------ GIVEN RECORDS ------

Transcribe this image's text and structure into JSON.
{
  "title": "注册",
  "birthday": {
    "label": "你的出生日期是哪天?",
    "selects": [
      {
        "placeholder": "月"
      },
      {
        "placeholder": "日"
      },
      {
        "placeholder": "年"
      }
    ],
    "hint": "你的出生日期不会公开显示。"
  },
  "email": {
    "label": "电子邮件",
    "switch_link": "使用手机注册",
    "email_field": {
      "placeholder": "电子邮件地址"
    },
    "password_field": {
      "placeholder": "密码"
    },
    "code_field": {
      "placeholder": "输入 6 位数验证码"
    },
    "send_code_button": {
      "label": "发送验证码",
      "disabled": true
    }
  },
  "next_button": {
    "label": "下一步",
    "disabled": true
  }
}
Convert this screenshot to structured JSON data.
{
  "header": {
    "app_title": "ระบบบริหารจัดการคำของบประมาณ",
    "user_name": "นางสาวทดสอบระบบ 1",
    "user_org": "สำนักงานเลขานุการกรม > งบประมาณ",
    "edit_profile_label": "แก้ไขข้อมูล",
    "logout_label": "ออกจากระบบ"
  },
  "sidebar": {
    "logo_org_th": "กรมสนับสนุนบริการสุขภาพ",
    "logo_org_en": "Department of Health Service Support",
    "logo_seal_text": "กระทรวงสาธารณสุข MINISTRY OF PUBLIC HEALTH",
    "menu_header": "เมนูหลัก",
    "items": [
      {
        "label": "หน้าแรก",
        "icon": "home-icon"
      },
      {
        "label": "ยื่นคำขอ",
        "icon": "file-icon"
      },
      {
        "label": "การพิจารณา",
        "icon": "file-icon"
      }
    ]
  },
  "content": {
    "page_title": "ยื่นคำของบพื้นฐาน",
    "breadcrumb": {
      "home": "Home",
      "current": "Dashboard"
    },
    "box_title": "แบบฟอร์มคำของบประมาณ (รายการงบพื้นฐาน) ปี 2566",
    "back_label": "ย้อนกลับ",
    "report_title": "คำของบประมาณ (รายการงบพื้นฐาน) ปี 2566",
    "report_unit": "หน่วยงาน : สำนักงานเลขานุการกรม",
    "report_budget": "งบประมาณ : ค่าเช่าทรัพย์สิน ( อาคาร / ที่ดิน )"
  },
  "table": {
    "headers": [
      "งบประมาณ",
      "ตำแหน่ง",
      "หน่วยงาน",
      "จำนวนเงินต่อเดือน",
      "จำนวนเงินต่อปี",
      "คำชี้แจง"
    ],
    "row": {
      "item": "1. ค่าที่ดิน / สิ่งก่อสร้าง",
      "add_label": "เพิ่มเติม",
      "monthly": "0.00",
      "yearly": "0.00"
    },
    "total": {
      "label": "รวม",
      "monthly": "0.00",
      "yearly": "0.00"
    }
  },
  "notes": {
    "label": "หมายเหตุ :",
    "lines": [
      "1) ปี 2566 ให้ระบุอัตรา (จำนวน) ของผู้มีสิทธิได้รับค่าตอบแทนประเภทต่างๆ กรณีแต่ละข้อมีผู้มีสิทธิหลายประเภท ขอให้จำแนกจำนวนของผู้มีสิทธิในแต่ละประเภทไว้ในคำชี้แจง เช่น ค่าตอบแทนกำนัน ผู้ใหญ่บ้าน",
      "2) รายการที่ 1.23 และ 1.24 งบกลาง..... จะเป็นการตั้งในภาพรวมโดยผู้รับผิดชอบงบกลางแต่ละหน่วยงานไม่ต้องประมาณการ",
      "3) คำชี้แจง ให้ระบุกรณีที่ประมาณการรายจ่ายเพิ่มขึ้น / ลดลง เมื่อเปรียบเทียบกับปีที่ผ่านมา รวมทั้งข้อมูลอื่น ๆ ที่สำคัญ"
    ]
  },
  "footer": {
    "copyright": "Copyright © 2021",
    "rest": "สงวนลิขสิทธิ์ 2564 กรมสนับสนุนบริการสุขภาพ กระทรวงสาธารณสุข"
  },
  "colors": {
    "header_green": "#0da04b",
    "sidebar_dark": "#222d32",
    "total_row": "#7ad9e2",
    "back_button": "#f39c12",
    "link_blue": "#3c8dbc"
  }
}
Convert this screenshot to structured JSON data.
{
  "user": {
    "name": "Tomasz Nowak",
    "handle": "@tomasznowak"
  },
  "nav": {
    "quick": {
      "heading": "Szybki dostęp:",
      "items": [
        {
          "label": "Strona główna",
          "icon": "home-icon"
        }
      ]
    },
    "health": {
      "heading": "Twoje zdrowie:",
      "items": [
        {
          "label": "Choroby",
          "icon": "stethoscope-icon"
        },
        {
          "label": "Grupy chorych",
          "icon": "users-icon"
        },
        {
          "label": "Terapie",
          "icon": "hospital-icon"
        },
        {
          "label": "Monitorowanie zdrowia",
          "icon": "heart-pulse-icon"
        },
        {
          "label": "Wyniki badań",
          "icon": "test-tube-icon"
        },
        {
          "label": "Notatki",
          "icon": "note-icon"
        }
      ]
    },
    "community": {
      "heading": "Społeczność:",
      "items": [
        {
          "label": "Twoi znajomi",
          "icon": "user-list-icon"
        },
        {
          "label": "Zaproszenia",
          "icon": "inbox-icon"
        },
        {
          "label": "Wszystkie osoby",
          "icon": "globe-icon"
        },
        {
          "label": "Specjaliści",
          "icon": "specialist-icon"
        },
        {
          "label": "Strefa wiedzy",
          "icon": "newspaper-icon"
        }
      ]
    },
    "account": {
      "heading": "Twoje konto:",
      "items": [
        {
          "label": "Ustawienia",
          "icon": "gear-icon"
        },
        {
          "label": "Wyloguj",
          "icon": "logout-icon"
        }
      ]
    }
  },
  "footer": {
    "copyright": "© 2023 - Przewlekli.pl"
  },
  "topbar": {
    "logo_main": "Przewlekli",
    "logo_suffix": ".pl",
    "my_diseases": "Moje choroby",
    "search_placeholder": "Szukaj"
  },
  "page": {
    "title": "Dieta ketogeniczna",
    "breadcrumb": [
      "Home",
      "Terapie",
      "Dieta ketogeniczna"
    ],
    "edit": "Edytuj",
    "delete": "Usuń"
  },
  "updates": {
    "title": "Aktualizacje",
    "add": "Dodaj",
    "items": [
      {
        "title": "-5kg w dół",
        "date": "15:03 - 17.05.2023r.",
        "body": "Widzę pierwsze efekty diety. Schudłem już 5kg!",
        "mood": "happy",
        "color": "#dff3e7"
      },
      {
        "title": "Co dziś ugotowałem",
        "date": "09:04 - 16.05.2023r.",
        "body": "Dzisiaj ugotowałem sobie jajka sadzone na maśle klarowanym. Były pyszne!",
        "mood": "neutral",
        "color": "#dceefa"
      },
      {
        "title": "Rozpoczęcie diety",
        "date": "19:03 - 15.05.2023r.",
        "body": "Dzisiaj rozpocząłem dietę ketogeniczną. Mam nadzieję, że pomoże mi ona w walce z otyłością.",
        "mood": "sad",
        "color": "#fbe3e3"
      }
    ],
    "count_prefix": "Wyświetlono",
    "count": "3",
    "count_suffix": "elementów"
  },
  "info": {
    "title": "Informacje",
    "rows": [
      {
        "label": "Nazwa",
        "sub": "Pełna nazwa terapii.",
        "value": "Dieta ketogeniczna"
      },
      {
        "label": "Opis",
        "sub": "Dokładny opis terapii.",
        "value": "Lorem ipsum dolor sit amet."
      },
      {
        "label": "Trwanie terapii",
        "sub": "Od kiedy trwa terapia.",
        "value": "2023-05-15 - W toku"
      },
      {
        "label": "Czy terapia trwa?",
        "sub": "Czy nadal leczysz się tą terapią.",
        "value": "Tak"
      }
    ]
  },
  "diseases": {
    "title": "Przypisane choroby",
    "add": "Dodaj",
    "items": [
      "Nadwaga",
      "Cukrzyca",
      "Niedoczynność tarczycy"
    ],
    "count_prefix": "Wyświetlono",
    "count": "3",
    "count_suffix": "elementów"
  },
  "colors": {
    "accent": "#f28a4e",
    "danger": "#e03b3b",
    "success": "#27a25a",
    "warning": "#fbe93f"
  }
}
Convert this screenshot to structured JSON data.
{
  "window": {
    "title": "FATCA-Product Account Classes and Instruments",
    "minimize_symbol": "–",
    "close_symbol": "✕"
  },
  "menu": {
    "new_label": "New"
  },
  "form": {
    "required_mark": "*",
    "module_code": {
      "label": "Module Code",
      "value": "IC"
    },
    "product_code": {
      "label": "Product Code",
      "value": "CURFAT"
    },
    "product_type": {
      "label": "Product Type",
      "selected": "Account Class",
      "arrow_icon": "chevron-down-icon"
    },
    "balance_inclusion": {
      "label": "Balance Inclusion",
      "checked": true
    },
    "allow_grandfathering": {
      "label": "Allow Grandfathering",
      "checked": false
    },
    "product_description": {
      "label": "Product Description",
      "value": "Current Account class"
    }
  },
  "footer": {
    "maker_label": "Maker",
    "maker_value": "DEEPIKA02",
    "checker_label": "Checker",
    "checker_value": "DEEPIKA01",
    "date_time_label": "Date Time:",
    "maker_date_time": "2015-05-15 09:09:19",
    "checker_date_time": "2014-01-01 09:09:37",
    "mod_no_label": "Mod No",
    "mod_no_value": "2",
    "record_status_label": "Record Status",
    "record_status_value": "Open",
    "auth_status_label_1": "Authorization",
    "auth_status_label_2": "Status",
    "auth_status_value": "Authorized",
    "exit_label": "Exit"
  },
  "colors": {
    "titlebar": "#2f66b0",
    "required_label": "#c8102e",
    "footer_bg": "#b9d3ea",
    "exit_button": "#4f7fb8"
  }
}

------

▶ GIVEN PROBLEM:
Copy each line of the preceding data that contains the string "กรมสน".

▶ TASK RESPONSE:
    "logo_org_th": "กรมสนับสนุนบริการสุขภาพ",
    "rest": "สงวนลิขสิทธิ์ 2564 กรมสนับสนุนบริการสุขภาพ กระทรวงสาธารณสุข"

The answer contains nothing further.